* **Records contained in a dataset**:
====

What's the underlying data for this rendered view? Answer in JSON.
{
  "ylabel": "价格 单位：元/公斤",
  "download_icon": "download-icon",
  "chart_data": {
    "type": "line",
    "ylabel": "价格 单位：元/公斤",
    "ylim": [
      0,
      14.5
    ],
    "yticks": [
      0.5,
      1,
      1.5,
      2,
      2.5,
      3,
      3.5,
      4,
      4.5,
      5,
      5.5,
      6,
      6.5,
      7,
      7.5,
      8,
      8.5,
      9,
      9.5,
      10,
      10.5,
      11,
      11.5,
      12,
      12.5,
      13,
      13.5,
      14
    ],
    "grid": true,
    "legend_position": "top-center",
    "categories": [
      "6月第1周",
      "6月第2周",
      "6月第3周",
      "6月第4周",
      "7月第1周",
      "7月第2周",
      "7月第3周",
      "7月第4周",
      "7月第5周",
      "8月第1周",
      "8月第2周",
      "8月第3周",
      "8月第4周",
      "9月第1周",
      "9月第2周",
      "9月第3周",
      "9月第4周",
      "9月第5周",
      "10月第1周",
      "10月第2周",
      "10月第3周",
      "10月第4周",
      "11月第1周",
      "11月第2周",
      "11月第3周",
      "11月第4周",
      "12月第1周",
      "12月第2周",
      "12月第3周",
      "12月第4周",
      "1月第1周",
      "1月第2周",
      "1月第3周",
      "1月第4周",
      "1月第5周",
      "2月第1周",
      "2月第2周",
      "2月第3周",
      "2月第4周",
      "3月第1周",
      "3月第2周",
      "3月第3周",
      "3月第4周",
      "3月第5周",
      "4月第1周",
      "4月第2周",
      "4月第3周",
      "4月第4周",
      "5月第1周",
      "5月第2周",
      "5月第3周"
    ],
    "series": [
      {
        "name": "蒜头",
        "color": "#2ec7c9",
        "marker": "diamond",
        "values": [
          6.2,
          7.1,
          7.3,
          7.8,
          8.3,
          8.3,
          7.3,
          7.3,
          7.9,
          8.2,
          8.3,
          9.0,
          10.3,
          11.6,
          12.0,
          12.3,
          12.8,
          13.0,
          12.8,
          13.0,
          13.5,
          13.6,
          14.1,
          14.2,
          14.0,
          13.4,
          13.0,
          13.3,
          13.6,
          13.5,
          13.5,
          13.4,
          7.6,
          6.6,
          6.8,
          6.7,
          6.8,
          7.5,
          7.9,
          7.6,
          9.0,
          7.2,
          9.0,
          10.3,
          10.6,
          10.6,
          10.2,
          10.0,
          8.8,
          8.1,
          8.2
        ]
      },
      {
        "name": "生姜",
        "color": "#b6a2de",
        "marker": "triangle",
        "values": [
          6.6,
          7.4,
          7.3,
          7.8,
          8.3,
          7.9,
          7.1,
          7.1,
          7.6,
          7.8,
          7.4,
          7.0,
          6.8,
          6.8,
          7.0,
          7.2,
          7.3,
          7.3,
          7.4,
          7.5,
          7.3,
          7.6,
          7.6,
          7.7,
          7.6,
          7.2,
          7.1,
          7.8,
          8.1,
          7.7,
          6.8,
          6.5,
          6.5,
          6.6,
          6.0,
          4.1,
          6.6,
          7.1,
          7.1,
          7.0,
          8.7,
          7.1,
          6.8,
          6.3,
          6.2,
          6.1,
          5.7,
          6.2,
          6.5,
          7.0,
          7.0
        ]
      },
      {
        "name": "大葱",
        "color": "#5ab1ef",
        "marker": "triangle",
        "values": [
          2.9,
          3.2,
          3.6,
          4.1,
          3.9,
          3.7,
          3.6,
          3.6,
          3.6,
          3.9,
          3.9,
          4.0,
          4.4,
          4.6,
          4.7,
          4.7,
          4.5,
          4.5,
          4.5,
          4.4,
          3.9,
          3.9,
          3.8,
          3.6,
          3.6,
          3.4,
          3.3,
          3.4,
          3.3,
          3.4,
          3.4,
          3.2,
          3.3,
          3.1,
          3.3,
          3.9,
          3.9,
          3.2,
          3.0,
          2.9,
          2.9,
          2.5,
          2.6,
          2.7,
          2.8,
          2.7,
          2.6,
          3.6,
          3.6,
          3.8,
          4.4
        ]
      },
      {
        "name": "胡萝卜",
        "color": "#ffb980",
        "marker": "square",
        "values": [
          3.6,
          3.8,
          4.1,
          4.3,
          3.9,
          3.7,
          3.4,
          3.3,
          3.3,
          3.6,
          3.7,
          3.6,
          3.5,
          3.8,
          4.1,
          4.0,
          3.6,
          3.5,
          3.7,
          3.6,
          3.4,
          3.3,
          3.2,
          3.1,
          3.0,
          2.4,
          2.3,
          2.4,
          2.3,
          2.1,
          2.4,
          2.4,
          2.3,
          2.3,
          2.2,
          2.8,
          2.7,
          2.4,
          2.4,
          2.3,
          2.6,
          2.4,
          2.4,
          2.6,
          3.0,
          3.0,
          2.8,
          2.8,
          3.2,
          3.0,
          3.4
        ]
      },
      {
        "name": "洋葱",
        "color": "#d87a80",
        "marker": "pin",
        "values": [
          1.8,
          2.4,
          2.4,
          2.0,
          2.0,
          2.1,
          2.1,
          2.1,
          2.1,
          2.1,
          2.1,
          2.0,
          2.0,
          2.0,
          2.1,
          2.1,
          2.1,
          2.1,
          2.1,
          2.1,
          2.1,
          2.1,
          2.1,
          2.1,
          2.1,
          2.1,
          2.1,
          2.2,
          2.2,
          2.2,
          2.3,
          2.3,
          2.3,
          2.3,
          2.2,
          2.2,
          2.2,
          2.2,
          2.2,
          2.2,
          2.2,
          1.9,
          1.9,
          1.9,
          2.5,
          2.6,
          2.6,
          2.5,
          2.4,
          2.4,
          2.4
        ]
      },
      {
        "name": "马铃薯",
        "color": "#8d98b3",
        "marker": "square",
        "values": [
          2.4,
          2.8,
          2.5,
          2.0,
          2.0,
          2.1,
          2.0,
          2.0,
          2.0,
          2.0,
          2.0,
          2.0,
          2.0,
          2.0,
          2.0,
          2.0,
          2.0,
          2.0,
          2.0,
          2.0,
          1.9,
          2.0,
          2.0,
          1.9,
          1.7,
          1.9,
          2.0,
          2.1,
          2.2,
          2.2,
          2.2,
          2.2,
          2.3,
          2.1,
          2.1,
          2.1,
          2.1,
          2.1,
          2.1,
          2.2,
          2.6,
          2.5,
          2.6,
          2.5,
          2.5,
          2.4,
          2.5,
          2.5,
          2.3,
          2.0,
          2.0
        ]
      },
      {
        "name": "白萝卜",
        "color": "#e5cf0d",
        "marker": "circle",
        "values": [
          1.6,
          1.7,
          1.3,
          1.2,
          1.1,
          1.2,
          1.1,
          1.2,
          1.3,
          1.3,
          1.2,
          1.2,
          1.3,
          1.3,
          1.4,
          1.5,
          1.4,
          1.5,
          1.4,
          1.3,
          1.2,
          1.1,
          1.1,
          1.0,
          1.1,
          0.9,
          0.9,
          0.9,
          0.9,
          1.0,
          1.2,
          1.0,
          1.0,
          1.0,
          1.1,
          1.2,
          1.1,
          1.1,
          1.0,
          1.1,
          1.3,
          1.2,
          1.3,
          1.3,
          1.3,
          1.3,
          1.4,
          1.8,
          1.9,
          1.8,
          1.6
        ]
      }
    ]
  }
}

====

* **Description of the task**: Write down only how many lines in the listing contain the word "color".

* **Exercise solution**: 7